### ВЫБРАННЫЙ ОТРЫВОК

КОНТЕКСТЫ | Выпуск 34 |
Владимир Гандельсман в любой биографической справке неизменно указывает: «Нью-Йорк – Петербург», или «Петербург-Нью-Йорк». Эта черточка между двумя точками мира вовсе не разъединяет два города, она объединяет. Это обозначение маршрута курсирования «обратной лодки» – челнока памяти поэта. «Как можно существовать в двух местах одновременно?» – спросите вы. Но почему же в двух? – Для поэта это всегда один и тот же город – Город Владимира Гандельсмана.
Гандельсман, пожалуй, самый петербургский поэт среди поэтов своего поколения. Северная столица заняла важное место в процессе его художественного становления и последующего творчества. Он не первый из русских художников, кто полюбил город на Неве всем сердцем. Но, вместе с тем, он и тот поэт, кого Ленинград-Петербург, говоря словами М.Добужинского «до крайности угнетал». Вероятно, без этой раздвоенности чувство к Петербургу у питерского поэта было бы неполным.
В русской литературе существует две системы видения Петербурга. Первая исключает единый образ города, отмечая контраст между Невским проспектом и Коломной («центром» и «окраиной»). Вторая, символистская, воплощает собой обобщенную идею города. Эту идею олицетворяют образы-символы: Дворцовая площадь, Невский проспект, Александрийский столп, «Адмиралтейская игла» и т.п. Поэт и Город у символистов слиты воедино.
Но в петербургской городской лирике Владимир Гандельсман не является наследником символистов. Он развивает модель петербургских окраин – Пушкин-Гоголь-Достоевский-Мандельштам. Модель эта восходит еще к «допушкинской» прозе Булгарина, писавшего в одной из своих повестей: «Есть люди, которые в роскошном прихотливом Петербурге живут как в Камчатке или в Березове! <...> В грязном домике, о котором идет речь, не было ни малейших следов преобразования России Петром Великим, не было никаких следов открытия Америки и краткого пути в Восточную Индию».

######
### ЗАПИСАННЫЕ СВЕДЕНИЯ

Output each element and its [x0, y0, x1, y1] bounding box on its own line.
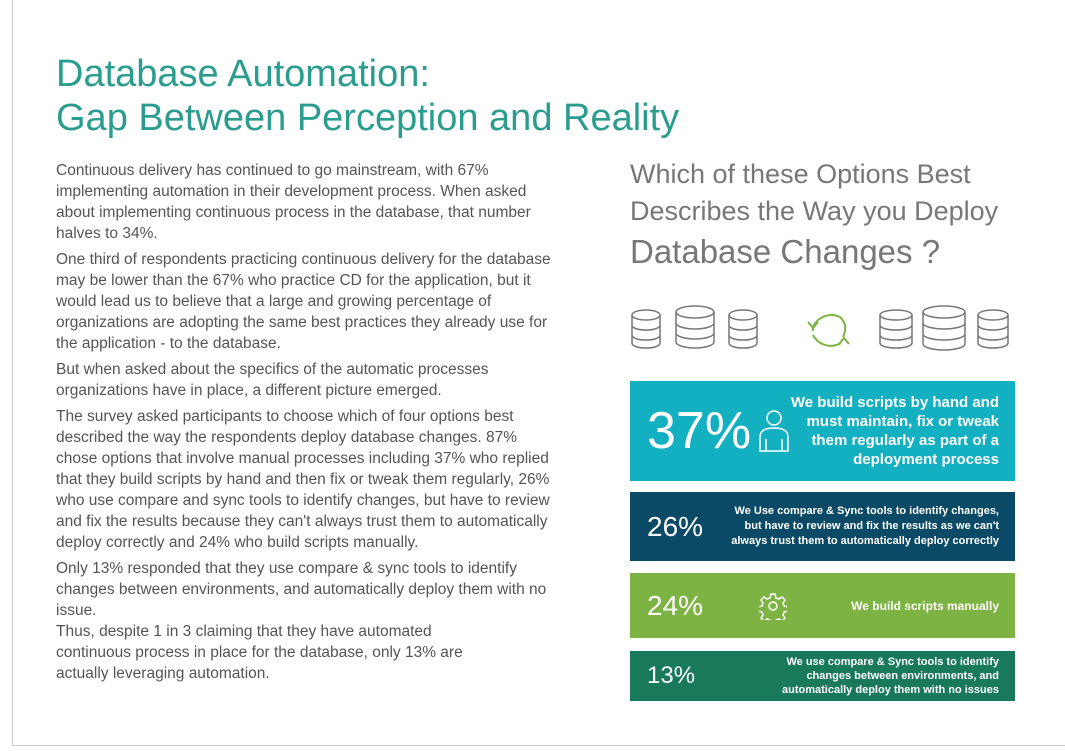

######

* _СПИСОК ЗАДАНИЙ_:
A: Какую модель петербургских окраин развивает Гандельсман, согласно отрывку о нем?
B: Перепечатайте часть отрывка о Гандельсмане: начните с места, где стоят слова «Гандельсман, пожалуй, самый», и остановитесь после слов «символистов слиты воедино.».
Перечень к этому отношения не имеет.

* _СПИСОК ОТВЕТОВ_:
A: Модель Пушкин-Гоголь-Достоевский-Мандельштам.

B:
Гандельсман, пожалуй, самый петербургский поэт среди поэтов своего поколения. Северная столица заняла важное место в процессе его художественного становления и последующего творчества. Он не первый из русских художников, кто полюбил город на Неве всем сердцем. Но, вместе с тем, он и тот поэт, кого Ленинград-Петербург, говоря словами М.Добужинского «до крайности угнетал». Вероятно, без этой раздвоенности чувство к Петербургу у питерского поэта было бы неполным.
В русской литературе существует две системы видения Петербурга. Первая исключает единый образ города, отмечая контраст между Невским проспектом и Коломной («центром» и «окраиной»). Вторая, символистская, воплощает собой обобщенную идею города. Эту идею олицетворяют образы-символы: Дворцовая площадь, Невский проспект, Александрийский столп, «Адмиралтейская игла» и т.п. Поэт и Город у символистов слиты воедино.